=== Listing ===

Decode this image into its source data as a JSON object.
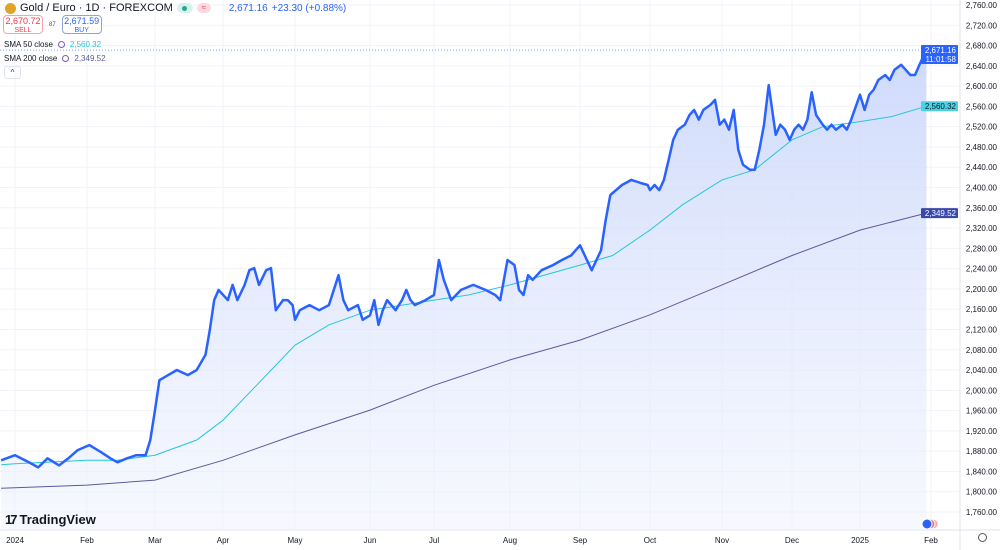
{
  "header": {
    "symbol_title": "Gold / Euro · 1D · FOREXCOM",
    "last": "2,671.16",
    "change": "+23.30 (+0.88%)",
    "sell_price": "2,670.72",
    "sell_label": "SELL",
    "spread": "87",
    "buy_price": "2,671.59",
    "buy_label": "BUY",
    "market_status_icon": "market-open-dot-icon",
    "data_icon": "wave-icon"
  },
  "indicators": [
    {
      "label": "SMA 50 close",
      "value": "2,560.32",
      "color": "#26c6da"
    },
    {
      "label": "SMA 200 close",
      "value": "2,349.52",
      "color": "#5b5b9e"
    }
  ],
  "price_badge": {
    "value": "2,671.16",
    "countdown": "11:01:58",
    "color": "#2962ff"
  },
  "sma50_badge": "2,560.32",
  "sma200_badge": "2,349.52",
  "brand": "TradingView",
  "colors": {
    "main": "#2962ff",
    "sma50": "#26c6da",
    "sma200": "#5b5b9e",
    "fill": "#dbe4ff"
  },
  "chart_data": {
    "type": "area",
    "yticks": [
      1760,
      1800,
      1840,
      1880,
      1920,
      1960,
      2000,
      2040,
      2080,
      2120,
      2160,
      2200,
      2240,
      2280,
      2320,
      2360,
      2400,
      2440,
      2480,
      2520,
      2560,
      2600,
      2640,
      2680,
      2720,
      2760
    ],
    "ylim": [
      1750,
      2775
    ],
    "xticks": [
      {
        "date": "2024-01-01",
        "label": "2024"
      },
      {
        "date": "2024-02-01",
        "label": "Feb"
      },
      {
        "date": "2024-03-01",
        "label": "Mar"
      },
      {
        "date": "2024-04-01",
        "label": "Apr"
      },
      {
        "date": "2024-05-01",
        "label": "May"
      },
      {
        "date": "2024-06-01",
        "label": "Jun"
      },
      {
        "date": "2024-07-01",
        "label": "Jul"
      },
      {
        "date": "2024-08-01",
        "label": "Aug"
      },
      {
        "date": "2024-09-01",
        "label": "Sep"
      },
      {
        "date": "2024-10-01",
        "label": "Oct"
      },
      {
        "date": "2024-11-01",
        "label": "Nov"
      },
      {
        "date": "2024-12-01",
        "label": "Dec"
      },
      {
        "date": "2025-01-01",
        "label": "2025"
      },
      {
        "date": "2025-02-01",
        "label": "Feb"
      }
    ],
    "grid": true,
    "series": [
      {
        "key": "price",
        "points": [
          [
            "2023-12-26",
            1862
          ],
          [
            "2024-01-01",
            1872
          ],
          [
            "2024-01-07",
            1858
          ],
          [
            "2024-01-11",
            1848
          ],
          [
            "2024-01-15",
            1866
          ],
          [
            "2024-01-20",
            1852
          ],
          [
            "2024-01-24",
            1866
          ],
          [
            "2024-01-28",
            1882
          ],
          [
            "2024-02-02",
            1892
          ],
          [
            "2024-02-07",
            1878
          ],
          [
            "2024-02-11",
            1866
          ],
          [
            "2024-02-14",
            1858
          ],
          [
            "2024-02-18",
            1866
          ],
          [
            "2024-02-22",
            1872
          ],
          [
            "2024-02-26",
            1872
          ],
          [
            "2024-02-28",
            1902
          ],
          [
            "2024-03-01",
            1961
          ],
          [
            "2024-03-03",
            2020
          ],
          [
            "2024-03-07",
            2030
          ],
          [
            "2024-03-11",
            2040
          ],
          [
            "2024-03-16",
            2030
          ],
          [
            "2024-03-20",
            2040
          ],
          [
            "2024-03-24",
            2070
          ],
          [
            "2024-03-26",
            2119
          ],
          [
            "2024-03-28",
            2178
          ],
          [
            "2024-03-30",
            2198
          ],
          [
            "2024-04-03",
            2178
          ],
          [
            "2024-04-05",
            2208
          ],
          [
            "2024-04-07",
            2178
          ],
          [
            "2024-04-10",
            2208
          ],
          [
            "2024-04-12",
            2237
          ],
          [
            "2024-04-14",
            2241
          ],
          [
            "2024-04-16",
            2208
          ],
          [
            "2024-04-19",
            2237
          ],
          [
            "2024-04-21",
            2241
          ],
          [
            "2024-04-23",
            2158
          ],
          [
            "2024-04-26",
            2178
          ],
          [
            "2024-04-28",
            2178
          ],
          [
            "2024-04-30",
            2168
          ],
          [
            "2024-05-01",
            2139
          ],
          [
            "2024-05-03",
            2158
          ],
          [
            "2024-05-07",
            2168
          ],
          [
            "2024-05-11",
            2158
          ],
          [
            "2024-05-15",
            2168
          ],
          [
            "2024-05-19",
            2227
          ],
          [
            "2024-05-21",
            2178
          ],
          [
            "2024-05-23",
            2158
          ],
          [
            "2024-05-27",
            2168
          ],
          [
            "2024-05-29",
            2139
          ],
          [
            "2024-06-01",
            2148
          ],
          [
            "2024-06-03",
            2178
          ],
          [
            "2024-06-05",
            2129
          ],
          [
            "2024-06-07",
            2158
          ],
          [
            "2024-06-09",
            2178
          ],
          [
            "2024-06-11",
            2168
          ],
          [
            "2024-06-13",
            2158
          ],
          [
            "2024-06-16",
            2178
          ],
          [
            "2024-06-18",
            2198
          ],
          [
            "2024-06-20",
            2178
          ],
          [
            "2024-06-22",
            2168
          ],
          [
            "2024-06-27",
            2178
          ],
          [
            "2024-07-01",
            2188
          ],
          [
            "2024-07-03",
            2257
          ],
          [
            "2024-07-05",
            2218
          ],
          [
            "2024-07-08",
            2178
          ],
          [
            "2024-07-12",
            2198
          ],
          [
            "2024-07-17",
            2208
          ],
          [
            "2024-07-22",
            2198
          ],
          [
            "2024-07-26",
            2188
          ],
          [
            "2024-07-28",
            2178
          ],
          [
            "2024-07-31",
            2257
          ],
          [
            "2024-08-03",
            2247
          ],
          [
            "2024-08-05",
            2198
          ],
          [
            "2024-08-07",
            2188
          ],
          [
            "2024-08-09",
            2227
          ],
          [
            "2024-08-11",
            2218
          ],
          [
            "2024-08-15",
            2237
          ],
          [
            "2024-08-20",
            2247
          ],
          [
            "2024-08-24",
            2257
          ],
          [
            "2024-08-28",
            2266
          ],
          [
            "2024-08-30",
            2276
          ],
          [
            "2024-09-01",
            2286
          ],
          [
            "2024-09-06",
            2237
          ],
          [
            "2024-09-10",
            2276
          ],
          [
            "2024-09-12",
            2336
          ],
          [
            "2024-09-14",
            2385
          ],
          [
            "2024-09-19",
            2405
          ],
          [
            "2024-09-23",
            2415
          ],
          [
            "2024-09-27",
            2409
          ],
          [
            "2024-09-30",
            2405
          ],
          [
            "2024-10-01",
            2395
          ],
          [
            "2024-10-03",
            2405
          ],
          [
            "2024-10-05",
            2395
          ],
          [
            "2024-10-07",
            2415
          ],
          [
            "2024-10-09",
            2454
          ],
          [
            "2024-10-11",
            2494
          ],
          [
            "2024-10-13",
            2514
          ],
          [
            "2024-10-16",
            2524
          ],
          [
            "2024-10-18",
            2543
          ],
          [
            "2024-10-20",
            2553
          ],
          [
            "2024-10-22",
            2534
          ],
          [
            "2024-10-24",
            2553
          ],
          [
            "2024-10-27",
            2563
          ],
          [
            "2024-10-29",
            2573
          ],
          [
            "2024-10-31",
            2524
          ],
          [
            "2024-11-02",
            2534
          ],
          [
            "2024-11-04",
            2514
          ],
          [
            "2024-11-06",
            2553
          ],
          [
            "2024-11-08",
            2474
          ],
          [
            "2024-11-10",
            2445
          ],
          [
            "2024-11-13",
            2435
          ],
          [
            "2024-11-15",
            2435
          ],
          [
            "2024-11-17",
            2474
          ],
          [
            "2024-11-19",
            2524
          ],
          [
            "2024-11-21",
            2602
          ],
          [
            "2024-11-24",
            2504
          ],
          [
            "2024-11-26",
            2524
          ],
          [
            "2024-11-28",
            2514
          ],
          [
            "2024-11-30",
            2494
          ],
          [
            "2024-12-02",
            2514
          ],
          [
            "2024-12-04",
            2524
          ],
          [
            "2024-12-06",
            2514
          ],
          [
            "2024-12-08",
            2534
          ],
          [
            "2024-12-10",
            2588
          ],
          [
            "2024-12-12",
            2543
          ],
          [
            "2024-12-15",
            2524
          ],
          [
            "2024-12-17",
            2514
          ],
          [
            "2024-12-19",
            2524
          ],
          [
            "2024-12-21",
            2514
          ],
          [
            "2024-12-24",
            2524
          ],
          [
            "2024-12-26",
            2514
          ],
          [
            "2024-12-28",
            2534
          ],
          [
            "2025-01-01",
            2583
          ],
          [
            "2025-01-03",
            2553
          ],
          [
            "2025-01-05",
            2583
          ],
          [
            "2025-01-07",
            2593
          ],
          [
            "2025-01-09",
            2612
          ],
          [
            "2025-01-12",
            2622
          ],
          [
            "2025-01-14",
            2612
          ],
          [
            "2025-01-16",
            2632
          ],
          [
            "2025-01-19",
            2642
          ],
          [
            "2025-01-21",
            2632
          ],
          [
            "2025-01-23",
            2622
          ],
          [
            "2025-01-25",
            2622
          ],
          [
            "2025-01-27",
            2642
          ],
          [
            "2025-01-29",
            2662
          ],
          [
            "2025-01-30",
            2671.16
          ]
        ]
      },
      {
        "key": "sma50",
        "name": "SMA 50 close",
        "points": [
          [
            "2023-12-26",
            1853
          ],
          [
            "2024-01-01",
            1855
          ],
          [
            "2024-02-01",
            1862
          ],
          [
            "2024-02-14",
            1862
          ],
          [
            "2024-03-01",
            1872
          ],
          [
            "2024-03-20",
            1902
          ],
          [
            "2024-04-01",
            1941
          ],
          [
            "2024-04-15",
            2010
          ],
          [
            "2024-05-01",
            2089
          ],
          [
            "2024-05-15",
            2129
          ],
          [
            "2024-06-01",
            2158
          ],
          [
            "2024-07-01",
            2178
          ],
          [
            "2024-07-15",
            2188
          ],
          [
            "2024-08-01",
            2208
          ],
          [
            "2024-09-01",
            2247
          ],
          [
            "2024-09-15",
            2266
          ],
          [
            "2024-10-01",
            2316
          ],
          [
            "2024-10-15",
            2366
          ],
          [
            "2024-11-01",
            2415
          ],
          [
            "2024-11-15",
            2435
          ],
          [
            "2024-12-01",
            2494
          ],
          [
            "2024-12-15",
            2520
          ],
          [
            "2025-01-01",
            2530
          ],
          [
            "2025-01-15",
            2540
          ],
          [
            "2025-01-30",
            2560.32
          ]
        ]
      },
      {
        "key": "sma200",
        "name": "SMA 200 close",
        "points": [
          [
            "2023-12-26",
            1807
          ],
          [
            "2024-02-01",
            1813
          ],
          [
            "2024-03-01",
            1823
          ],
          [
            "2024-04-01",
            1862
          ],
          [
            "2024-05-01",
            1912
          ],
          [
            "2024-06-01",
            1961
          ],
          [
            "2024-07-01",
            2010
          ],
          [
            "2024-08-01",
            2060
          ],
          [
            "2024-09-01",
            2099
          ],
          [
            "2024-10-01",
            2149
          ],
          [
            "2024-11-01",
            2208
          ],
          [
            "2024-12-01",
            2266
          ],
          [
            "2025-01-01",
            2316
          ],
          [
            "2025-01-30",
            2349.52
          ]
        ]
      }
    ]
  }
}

===

Written exercise
Pick out each line containing the string "value" and copy it.

Solution to this task
      "value": "2,560.32",
      "value": "2,349.52",
    "value": "2,671.16",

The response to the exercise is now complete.